▶ [Collected data]:
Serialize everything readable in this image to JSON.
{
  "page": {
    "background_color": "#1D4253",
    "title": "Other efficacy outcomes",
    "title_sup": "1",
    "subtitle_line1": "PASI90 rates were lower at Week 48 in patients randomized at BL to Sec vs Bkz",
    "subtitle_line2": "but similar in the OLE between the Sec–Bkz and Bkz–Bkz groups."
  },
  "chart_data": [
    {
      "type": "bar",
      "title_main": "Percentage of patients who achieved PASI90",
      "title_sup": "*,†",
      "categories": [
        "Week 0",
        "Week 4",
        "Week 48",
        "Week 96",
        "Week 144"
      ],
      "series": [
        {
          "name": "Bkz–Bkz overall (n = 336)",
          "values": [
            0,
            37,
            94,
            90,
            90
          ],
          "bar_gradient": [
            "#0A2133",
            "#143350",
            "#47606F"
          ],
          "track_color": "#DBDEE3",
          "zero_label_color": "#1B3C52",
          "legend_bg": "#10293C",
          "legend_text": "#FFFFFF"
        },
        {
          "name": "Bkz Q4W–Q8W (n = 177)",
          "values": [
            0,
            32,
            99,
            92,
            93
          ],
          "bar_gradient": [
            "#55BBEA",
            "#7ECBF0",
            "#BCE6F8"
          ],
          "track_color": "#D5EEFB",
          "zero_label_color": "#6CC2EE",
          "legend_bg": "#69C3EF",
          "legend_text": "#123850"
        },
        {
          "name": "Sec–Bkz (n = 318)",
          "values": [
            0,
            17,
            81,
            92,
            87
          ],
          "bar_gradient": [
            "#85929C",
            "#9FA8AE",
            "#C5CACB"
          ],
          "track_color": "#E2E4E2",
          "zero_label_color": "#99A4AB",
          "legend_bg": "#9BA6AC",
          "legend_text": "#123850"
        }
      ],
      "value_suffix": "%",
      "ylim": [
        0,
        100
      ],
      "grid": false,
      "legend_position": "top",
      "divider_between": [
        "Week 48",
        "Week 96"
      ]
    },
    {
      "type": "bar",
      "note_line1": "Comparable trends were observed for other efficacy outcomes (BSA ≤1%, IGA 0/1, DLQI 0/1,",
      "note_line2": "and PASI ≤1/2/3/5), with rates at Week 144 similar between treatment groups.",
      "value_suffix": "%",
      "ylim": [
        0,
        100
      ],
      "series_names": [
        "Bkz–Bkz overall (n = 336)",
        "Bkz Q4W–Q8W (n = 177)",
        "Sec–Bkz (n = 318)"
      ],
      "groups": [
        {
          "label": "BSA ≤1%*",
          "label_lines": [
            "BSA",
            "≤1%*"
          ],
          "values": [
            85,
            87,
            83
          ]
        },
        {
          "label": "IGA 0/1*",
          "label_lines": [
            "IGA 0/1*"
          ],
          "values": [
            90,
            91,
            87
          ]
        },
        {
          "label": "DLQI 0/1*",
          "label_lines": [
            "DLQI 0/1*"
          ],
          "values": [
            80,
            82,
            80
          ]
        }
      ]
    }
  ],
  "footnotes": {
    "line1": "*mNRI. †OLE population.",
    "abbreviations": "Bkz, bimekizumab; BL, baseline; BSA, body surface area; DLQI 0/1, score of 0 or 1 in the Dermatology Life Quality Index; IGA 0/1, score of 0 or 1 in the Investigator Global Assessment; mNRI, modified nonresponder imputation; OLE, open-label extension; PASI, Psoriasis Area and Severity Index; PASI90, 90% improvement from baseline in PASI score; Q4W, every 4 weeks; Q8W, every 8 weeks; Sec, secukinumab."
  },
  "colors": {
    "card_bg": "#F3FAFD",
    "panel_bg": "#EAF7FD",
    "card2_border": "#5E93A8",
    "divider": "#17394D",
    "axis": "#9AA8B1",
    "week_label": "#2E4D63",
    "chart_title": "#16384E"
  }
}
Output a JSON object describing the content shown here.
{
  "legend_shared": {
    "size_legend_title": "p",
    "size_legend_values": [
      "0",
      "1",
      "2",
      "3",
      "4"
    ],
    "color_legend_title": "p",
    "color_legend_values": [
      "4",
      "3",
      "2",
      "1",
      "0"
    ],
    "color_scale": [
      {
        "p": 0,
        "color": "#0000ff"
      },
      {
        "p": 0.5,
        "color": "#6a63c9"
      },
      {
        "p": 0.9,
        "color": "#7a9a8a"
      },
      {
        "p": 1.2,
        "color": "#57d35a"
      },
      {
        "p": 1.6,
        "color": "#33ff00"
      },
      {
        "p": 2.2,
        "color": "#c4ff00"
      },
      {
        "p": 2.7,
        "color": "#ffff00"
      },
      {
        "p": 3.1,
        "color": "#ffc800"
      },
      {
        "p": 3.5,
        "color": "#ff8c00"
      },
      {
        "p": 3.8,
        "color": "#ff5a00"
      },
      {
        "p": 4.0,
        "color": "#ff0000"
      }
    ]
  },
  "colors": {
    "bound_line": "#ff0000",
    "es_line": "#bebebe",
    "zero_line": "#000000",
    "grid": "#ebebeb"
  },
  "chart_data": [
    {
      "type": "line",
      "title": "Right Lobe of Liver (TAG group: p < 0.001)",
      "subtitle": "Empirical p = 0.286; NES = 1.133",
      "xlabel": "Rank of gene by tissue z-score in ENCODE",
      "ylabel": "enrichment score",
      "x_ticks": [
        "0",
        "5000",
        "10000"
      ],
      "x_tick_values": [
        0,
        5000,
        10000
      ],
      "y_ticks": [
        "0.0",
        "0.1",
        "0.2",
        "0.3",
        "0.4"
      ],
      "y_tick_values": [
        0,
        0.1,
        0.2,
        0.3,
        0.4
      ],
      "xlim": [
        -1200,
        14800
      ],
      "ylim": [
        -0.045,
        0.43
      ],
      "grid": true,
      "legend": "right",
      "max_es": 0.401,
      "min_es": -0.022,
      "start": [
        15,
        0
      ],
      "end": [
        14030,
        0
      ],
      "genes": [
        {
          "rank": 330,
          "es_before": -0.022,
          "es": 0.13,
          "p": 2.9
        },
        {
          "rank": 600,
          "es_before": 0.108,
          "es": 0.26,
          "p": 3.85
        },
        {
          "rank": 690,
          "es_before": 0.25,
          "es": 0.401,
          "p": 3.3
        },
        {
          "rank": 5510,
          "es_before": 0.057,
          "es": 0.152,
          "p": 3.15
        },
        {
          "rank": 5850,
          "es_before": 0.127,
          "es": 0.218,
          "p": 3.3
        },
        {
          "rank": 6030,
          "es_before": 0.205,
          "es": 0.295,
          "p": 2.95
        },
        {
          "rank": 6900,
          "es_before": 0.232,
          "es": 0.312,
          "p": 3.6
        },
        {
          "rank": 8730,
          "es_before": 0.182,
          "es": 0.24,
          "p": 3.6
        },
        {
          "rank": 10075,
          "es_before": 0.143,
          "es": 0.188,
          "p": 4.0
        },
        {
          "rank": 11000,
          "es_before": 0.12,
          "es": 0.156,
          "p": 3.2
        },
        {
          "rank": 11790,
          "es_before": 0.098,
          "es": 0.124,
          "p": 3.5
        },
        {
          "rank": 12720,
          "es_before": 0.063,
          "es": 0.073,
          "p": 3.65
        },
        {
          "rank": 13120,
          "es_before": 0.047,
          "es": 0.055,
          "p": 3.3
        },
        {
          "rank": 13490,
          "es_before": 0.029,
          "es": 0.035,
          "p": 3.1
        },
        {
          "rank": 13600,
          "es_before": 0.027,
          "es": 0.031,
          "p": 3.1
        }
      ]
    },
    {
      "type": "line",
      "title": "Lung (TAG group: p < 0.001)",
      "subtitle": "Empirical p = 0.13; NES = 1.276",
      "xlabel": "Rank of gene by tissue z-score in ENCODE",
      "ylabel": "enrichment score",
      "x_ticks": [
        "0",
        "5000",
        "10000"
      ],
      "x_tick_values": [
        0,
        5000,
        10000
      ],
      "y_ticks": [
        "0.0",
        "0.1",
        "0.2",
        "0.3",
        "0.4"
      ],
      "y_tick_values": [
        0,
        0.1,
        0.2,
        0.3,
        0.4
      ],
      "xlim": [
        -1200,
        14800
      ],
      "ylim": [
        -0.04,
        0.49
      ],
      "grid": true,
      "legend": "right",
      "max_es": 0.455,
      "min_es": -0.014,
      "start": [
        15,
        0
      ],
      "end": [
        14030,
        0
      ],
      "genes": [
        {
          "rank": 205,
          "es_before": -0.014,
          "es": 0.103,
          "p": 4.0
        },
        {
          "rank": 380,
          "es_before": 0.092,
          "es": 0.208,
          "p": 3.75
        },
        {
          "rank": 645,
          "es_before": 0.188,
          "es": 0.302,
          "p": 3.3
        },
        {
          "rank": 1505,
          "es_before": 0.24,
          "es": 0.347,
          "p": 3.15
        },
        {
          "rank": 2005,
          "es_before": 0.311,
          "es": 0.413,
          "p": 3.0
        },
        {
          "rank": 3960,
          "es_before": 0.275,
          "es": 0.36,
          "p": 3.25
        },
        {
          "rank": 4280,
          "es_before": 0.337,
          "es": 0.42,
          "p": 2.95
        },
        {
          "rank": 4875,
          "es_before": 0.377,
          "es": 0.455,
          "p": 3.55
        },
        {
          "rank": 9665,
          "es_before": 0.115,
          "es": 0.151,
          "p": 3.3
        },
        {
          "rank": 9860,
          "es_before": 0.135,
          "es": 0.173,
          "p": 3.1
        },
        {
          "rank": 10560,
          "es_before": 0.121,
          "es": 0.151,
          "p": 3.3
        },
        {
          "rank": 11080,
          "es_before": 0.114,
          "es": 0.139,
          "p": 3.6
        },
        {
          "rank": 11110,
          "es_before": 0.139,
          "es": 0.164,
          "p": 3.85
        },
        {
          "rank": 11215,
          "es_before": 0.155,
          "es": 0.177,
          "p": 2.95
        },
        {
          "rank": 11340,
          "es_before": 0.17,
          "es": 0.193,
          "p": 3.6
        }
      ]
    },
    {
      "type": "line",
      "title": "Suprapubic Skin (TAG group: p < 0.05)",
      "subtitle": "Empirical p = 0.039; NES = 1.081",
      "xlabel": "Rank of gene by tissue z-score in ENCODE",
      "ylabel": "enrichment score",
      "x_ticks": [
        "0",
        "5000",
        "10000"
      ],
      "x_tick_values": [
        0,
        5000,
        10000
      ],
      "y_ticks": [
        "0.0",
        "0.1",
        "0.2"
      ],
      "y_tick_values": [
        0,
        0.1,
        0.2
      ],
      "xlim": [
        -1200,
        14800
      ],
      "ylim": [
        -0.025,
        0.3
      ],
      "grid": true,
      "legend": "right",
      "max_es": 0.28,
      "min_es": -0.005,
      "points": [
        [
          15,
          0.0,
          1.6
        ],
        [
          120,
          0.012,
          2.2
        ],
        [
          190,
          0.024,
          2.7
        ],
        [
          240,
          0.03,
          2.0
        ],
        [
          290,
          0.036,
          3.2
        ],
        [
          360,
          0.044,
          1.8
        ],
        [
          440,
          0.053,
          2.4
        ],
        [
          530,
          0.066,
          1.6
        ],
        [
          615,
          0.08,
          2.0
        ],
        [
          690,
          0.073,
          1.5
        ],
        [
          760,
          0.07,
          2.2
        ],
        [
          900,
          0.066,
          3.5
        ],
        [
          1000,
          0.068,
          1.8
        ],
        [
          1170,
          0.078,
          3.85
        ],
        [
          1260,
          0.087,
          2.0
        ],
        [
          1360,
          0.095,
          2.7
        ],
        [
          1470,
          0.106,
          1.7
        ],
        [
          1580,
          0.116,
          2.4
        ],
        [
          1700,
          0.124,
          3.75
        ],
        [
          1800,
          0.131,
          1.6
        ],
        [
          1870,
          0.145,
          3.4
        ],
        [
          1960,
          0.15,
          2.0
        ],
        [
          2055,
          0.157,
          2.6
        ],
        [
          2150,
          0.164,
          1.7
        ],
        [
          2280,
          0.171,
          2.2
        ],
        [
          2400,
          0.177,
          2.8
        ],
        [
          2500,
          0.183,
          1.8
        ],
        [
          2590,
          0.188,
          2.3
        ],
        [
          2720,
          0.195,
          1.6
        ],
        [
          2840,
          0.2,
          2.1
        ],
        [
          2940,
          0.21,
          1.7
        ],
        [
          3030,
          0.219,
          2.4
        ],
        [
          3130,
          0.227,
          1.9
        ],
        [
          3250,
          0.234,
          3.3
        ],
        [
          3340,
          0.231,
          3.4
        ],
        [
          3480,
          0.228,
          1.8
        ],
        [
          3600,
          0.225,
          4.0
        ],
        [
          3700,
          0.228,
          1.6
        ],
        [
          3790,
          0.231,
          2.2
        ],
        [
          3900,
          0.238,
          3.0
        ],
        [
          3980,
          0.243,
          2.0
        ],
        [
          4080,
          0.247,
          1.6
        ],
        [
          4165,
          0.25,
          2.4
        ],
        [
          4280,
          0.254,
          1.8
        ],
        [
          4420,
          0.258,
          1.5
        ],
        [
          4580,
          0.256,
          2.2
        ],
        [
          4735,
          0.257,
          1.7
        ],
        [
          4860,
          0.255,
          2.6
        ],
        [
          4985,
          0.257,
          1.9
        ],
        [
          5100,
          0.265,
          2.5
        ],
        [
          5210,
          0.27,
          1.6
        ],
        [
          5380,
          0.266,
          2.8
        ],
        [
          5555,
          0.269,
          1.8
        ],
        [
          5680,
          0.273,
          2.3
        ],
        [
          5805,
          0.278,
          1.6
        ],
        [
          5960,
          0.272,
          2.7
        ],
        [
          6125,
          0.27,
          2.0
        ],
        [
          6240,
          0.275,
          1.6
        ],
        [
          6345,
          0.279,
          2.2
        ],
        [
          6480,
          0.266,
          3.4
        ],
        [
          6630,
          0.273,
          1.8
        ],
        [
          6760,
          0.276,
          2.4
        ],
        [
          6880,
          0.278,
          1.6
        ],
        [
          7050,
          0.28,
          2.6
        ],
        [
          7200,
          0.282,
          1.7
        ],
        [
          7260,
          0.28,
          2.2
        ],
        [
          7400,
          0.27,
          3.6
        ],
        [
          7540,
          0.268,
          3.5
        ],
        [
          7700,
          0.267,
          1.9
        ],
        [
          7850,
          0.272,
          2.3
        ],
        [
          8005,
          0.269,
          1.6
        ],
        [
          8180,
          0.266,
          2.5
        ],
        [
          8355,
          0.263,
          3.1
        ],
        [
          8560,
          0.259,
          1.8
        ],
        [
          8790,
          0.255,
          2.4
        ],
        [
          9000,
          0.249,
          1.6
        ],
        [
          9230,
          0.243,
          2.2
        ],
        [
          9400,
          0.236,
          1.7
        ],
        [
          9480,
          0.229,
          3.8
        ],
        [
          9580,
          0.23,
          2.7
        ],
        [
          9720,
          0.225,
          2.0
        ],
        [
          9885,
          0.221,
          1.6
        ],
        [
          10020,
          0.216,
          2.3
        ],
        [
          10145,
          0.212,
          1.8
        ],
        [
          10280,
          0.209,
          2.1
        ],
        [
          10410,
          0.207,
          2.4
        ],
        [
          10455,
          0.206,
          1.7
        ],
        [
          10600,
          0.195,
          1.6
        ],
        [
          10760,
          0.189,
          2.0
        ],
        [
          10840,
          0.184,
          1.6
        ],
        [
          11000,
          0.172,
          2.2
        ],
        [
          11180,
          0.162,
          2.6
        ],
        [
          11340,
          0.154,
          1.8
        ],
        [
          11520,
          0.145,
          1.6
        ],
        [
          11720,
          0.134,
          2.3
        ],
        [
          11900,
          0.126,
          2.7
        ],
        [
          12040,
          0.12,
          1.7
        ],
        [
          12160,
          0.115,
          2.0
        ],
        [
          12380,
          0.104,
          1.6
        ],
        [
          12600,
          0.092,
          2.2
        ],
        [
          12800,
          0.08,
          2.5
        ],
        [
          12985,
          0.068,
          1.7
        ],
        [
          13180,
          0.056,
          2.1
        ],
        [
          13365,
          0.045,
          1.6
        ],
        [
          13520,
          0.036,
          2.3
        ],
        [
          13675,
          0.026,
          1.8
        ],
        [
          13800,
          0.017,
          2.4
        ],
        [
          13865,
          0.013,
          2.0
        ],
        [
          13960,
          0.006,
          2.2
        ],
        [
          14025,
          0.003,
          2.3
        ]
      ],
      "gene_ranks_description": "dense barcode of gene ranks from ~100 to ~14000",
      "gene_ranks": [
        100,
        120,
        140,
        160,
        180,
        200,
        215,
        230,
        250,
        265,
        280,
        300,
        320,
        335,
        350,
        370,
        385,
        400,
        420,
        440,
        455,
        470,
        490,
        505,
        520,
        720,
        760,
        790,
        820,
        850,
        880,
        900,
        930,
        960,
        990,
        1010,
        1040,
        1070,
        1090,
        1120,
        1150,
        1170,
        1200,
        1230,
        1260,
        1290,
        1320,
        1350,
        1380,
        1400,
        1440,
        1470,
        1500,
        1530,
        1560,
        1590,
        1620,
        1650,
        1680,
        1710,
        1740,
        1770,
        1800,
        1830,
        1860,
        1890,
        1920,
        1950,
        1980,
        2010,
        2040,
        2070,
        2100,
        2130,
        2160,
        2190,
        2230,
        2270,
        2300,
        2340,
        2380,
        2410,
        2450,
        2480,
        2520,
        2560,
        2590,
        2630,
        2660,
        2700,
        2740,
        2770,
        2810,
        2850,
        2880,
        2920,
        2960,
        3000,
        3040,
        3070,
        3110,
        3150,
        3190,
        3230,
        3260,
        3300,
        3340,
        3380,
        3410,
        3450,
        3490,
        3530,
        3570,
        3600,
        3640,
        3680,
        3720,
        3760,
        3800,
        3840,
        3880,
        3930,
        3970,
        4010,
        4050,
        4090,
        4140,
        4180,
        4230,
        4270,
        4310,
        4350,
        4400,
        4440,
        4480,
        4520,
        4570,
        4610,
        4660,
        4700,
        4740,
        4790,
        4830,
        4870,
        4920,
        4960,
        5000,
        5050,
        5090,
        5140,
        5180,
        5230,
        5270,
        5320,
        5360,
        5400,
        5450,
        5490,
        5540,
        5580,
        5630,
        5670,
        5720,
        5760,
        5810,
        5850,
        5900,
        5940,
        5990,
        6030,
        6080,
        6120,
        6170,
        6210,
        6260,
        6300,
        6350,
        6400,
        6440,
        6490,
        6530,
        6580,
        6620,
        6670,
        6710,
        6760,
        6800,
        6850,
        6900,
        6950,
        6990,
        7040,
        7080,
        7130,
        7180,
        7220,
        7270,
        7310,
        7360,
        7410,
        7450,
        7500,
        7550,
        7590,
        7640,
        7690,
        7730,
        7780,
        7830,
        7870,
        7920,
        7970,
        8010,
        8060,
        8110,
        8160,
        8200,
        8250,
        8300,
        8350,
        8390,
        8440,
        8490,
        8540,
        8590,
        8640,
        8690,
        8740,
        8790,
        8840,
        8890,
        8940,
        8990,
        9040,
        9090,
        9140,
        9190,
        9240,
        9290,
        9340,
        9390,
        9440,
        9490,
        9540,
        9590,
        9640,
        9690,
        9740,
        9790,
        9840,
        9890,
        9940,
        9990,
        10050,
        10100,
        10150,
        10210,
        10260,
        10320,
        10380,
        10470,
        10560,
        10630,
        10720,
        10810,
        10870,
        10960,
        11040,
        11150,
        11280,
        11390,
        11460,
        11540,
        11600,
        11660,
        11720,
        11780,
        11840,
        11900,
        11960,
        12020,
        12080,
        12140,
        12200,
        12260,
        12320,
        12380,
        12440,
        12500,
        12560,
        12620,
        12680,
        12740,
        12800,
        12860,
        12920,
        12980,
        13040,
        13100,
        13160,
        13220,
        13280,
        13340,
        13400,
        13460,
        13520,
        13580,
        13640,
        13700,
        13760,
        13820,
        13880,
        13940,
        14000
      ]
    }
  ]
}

▶ [Problem description]:
In how many lines of the entries does "overall" appear? Reply with only the number.

▶ [Result for this exercise]:
2